### Extracted material:
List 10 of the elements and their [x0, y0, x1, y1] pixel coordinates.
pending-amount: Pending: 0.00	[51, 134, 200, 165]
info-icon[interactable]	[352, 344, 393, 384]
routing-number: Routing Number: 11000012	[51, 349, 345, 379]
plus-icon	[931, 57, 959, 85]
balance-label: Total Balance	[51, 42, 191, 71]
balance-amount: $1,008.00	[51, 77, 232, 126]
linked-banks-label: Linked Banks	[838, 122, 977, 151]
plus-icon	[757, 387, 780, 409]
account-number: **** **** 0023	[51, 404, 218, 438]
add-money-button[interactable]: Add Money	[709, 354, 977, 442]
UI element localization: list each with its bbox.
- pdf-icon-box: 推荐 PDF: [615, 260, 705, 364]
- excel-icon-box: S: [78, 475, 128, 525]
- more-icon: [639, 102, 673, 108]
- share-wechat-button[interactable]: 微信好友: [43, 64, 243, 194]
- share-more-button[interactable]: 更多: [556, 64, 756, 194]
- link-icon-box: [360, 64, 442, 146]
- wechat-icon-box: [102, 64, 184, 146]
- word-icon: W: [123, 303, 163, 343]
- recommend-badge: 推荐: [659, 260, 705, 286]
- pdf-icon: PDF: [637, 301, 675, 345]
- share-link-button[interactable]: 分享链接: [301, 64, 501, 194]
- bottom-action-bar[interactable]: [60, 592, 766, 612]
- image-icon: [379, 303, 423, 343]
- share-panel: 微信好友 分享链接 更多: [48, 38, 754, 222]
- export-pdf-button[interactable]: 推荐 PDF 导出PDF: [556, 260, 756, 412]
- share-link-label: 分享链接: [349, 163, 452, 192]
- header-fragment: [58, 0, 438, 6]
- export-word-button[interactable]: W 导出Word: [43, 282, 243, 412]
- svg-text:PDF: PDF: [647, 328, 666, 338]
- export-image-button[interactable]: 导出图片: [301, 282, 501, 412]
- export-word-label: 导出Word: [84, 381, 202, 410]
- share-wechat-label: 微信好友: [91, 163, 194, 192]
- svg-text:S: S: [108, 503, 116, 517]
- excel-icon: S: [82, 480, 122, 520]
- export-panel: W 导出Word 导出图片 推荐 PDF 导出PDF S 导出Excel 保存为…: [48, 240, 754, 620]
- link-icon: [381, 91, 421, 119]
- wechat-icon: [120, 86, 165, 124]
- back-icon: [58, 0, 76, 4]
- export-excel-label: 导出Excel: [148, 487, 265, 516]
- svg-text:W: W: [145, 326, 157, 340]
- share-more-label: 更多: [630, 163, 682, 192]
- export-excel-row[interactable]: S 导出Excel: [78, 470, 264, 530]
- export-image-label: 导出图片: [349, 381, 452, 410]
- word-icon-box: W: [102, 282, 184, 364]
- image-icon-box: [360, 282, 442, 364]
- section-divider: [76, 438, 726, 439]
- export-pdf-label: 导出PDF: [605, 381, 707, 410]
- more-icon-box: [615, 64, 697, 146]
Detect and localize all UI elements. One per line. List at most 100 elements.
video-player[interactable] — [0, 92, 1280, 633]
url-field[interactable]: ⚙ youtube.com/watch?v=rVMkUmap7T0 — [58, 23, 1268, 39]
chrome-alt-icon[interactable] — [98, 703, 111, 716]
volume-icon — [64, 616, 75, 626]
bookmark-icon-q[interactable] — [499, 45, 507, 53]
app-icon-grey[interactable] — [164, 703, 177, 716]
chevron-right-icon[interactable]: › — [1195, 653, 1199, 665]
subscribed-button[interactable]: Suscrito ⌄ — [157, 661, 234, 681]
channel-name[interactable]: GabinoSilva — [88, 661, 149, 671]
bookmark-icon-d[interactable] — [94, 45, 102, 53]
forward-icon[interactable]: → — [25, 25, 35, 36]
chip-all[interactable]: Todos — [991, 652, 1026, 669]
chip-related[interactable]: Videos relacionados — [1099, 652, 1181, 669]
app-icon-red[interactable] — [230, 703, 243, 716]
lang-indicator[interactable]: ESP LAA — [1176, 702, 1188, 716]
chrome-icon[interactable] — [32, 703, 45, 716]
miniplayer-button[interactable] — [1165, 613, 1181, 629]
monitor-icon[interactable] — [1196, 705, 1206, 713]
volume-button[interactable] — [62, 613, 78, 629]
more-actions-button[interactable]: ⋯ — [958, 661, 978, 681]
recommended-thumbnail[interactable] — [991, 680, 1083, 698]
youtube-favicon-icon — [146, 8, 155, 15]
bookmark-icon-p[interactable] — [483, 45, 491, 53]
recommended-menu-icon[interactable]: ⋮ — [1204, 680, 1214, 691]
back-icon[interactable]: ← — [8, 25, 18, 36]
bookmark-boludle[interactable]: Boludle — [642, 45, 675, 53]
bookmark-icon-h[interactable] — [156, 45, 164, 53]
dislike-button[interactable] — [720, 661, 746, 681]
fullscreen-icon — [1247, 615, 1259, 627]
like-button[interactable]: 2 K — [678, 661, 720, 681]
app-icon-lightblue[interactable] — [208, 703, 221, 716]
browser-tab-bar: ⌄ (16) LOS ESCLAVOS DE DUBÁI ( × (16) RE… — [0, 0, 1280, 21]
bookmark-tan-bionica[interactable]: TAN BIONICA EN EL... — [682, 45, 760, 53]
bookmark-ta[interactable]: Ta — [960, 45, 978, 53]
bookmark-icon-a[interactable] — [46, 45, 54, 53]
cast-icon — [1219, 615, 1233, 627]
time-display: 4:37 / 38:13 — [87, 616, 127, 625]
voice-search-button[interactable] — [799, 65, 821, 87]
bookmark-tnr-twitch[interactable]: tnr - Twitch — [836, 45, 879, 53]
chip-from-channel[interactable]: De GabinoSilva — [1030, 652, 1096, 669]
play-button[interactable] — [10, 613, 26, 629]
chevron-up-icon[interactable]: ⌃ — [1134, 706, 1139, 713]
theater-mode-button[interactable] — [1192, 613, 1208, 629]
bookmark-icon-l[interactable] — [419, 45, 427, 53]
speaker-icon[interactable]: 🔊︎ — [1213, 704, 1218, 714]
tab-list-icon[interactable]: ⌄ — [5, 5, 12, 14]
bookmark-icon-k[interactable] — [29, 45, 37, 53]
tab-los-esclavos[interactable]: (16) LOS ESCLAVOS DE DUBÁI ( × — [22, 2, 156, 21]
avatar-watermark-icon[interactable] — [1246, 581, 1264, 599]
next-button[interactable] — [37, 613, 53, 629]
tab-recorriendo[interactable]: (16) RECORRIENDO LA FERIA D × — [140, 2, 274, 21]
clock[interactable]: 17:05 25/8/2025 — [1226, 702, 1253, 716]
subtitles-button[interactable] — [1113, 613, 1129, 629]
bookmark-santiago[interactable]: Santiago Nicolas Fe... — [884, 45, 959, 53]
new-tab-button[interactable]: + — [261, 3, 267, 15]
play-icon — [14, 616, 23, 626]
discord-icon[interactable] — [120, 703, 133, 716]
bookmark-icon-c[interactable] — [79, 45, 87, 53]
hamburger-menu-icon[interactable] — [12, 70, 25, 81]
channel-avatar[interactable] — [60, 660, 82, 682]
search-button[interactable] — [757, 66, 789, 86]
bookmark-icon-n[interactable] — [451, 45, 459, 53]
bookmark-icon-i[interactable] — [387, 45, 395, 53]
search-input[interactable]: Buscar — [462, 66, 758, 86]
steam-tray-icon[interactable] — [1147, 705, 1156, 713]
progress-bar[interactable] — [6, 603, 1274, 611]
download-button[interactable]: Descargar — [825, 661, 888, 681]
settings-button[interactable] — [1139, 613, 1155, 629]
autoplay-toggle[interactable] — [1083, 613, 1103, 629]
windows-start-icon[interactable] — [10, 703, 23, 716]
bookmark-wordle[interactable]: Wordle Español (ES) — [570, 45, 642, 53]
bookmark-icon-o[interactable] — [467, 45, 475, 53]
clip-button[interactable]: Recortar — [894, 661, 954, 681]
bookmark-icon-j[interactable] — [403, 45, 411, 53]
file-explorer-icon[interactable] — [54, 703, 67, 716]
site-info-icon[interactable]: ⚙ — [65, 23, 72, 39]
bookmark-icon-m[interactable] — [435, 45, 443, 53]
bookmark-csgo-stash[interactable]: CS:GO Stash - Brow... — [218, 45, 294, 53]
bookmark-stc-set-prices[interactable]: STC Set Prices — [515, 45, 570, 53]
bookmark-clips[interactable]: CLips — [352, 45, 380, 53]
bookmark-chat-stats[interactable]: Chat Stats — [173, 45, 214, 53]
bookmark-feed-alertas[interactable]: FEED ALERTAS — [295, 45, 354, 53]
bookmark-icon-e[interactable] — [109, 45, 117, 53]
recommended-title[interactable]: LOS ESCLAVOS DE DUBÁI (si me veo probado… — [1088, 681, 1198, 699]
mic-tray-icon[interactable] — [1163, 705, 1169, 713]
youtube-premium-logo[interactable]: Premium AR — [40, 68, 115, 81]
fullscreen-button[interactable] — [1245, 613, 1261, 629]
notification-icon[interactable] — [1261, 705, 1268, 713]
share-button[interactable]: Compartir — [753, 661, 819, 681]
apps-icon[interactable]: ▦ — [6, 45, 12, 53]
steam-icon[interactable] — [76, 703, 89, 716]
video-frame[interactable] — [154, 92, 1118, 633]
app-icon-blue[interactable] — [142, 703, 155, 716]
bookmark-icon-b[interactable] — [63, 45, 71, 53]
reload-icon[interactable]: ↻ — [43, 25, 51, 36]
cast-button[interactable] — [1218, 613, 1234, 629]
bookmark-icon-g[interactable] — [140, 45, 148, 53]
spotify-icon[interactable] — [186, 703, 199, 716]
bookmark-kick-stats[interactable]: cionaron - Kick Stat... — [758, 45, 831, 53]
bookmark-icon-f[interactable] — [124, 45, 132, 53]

### Objective:
Copy the items word for word, from the first line up to and including the line with "42, 191, 71]".

### Exercise solution:
List 10 of the elements and their [x0, y0, x1, y1] pixel coordinates.
pending-amount: Pending: 0.00	[51, 134, 200, 165]
info-icon[interactable]	[352, 344, 393, 384]
routing-number: Routing Number: 11000012	[51, 349, 345, 379]
plus-icon	[931, 57, 959, 85]
balance-label: Total Balance	[51, 42, 191, 71]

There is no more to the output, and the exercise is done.